* _Exercise aim_
Change every "data-label" to "country-label" in the lines between the one holding "List 49 of the" and the one holding "- y-tick-label: 0: [667, 243, 675, 259]", inclusive. Give back only those lines, with nothing else altered and the pictures left out.

* _Records provided_
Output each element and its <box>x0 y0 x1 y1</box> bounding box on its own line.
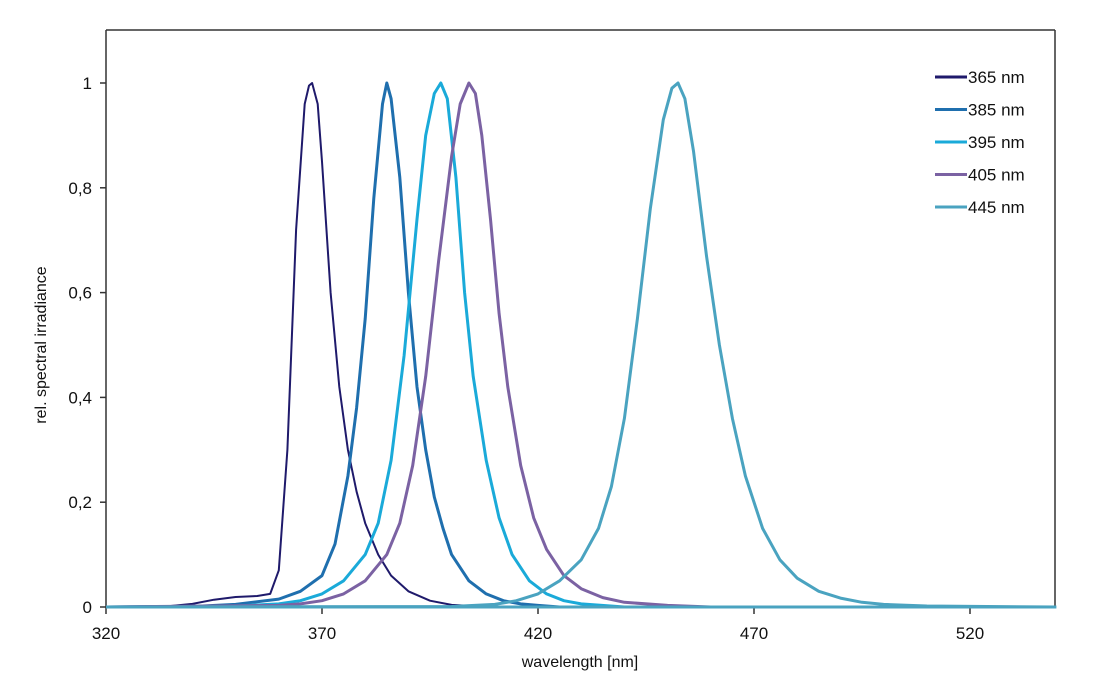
--
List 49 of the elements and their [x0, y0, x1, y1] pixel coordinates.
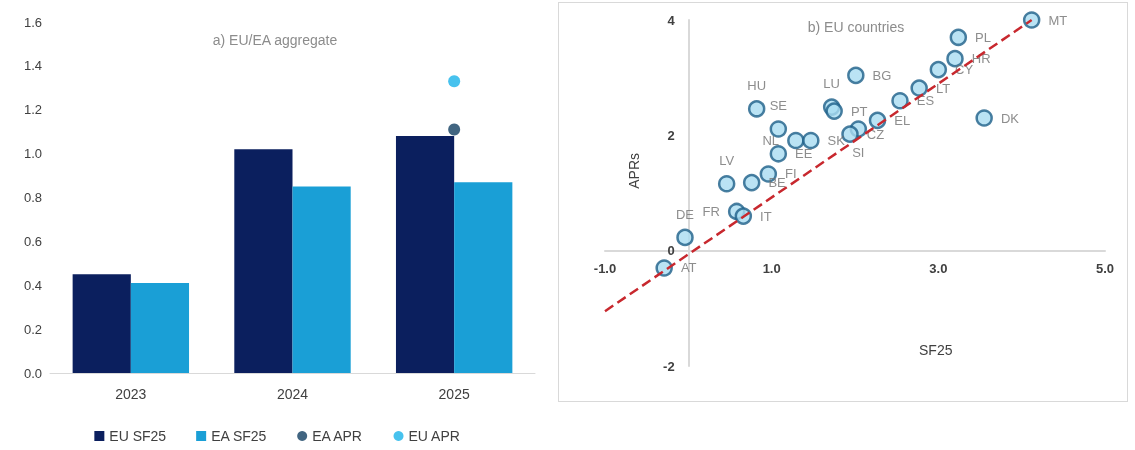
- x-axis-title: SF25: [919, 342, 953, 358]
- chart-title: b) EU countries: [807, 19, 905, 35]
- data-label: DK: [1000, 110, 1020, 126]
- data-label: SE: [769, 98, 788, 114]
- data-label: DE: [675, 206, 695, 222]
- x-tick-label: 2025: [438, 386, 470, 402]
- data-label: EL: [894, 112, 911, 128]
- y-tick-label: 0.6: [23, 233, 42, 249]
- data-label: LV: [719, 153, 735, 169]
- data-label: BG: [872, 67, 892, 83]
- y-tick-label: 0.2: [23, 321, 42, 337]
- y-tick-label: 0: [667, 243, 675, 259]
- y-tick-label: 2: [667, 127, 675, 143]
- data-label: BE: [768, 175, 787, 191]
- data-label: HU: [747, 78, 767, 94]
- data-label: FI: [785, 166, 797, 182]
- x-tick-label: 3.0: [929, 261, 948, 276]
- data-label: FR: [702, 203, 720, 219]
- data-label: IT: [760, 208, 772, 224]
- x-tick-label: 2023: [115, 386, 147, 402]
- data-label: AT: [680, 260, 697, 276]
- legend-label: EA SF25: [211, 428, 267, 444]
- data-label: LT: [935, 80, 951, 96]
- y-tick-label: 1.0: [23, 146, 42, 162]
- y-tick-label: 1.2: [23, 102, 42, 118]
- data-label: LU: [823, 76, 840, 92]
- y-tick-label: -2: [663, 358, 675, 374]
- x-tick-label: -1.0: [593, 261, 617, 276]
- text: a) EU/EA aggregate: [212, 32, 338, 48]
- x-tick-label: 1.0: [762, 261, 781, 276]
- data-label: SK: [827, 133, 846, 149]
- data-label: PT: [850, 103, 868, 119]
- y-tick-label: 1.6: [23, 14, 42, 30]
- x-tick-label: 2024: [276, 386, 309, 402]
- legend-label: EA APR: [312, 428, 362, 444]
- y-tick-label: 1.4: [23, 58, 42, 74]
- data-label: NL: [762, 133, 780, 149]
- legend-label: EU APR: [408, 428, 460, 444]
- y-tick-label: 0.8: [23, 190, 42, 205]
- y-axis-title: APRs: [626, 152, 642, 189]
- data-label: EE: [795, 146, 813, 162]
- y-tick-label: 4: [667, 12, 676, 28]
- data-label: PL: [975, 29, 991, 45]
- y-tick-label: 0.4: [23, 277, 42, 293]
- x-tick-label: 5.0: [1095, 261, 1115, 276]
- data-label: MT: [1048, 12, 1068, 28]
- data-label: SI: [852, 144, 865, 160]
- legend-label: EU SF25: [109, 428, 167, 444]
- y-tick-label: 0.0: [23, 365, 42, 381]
...
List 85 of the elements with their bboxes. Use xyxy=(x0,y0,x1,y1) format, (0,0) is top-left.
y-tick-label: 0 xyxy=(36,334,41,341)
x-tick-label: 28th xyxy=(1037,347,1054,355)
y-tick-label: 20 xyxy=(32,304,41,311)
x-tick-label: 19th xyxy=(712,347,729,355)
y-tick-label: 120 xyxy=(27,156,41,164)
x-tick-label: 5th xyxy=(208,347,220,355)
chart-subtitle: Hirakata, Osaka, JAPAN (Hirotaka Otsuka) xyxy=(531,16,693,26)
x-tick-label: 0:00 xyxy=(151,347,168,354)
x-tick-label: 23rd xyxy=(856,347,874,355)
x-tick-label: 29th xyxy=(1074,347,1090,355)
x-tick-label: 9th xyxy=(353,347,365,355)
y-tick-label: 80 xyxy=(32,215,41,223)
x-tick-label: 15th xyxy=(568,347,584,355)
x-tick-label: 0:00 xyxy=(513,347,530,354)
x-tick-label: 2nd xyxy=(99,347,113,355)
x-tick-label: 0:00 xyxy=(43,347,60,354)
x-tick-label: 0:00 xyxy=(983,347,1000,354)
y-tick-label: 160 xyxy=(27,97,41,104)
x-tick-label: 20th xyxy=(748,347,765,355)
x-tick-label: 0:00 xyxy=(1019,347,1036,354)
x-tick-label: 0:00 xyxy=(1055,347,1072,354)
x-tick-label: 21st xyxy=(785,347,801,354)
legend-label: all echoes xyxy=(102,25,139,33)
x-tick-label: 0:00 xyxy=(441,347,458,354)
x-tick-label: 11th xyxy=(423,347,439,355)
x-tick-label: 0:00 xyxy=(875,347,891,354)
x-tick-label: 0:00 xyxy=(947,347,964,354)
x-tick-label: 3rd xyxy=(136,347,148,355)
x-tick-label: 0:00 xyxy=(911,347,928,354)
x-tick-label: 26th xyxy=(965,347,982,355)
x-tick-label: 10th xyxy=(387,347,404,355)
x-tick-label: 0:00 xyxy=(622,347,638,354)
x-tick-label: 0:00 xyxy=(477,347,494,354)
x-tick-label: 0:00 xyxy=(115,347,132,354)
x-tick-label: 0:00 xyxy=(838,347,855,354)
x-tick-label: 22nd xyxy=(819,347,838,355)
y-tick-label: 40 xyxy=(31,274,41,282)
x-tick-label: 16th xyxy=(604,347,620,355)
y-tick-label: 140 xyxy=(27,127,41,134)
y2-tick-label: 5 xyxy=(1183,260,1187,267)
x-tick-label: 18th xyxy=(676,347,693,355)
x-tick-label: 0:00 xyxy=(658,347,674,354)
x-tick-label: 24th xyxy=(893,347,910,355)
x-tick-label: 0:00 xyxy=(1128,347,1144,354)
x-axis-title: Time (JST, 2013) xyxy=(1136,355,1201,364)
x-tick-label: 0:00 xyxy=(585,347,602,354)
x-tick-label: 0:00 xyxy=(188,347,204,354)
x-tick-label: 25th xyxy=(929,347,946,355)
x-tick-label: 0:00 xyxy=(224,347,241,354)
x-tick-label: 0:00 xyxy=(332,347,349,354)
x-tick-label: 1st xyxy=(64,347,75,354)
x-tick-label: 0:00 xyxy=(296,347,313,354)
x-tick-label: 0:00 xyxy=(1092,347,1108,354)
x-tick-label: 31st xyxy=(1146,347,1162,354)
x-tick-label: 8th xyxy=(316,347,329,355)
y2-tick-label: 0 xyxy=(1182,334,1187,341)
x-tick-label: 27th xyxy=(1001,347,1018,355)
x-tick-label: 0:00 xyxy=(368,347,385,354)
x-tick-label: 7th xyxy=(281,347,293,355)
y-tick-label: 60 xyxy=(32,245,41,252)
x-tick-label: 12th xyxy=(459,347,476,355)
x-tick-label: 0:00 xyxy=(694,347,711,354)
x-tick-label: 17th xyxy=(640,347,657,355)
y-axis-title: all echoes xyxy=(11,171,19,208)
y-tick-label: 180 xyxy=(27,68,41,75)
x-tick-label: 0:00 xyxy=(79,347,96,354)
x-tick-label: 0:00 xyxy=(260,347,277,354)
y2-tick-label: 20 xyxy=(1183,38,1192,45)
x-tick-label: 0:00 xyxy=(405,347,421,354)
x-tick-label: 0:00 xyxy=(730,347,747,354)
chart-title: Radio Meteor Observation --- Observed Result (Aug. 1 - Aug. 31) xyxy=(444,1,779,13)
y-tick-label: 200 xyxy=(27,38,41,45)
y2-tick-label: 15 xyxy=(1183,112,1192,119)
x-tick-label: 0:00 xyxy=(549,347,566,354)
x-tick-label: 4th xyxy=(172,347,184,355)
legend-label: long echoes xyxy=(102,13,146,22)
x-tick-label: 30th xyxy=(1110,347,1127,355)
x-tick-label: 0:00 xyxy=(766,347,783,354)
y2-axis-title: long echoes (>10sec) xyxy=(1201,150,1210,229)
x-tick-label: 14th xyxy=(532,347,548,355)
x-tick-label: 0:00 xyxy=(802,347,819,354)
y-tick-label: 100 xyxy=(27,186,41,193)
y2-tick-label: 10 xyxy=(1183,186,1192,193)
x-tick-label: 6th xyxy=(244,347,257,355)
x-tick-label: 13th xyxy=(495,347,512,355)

* _The response_
List 49 of the elements and their [x0, y0, x1, y1] pixel coordinates.
- x-axis-title: SF25: [919, 342, 953, 358]
- chart-title: b) EU countries: [807, 19, 905, 35]
- country-label: DK: [1000, 110, 1020, 126]
- country-label: SE: [769, 98, 788, 114]
- country-label: DE: [675, 206, 695, 222]
- x-tick-label: 2025: [438, 386, 470, 402]
- country-label: EL: [894, 112, 911, 128]
- y-tick-label: 0.6: [23, 233, 42, 249]
- country-label: LV: [719, 153, 735, 169]
- country-label: BG: [872, 67, 892, 83]
- y-tick-label: 0.2: [23, 321, 42, 337]
- y-tick-label: 0: [667, 243, 675, 259]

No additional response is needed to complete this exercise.